* TASK DETAILS: Of all the lines in the material below, how many include the string "没有适合人类居住的第二个星球"? Give the number only.

* MATERIAL FOR THIS TASK:
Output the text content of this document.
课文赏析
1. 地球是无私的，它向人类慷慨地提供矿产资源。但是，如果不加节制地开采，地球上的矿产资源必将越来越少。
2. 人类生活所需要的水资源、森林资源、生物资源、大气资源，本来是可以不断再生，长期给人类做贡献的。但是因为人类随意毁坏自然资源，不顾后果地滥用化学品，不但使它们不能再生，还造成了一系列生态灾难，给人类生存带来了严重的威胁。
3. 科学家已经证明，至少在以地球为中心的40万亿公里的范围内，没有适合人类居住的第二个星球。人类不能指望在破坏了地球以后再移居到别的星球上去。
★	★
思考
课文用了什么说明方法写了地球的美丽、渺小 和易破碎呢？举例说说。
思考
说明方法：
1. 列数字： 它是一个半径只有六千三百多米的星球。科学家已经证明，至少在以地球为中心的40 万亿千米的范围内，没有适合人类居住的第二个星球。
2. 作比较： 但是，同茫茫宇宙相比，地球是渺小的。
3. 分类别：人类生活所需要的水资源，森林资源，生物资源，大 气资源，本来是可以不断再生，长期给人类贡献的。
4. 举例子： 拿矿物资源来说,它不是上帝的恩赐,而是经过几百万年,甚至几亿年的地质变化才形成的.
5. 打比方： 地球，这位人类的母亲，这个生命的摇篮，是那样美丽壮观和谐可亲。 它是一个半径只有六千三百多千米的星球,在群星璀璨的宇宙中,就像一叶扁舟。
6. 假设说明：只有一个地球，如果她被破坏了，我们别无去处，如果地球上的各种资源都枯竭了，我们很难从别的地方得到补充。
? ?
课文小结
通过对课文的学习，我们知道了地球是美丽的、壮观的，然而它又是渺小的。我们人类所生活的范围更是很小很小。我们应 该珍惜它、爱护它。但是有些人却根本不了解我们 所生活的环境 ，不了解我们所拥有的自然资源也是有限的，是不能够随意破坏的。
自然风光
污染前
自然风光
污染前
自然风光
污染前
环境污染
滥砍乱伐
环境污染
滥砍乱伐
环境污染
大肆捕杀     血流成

==

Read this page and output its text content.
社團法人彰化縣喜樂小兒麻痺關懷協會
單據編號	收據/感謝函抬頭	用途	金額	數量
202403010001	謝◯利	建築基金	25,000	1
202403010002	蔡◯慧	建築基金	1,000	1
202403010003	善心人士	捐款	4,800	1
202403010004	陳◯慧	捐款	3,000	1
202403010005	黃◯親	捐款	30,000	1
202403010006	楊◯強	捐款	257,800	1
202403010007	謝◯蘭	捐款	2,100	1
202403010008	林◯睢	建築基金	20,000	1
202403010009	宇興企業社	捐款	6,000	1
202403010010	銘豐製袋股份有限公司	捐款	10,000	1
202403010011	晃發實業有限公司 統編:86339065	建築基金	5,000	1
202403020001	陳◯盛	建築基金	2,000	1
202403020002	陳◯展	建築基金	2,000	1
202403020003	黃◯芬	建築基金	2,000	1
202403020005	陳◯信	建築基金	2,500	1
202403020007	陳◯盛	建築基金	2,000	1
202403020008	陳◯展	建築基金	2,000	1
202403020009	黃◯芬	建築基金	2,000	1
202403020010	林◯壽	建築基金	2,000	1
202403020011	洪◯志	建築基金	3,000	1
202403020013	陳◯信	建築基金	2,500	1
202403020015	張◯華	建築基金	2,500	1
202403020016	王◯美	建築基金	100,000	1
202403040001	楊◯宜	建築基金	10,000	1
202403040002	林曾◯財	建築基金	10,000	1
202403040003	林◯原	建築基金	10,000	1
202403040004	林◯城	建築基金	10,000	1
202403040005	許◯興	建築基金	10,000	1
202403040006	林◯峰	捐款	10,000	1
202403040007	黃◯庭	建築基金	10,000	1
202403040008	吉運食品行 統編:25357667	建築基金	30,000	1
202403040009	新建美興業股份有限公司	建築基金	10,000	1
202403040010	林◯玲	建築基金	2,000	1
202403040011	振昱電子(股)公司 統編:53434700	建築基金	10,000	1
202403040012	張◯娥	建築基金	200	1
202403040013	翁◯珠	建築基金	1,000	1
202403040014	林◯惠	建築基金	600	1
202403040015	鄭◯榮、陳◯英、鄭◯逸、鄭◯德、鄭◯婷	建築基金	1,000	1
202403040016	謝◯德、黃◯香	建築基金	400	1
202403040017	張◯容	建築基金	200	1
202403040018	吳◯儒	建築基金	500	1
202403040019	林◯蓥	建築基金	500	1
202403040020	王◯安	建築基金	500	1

* RESPONSE TO THIS TASK: 2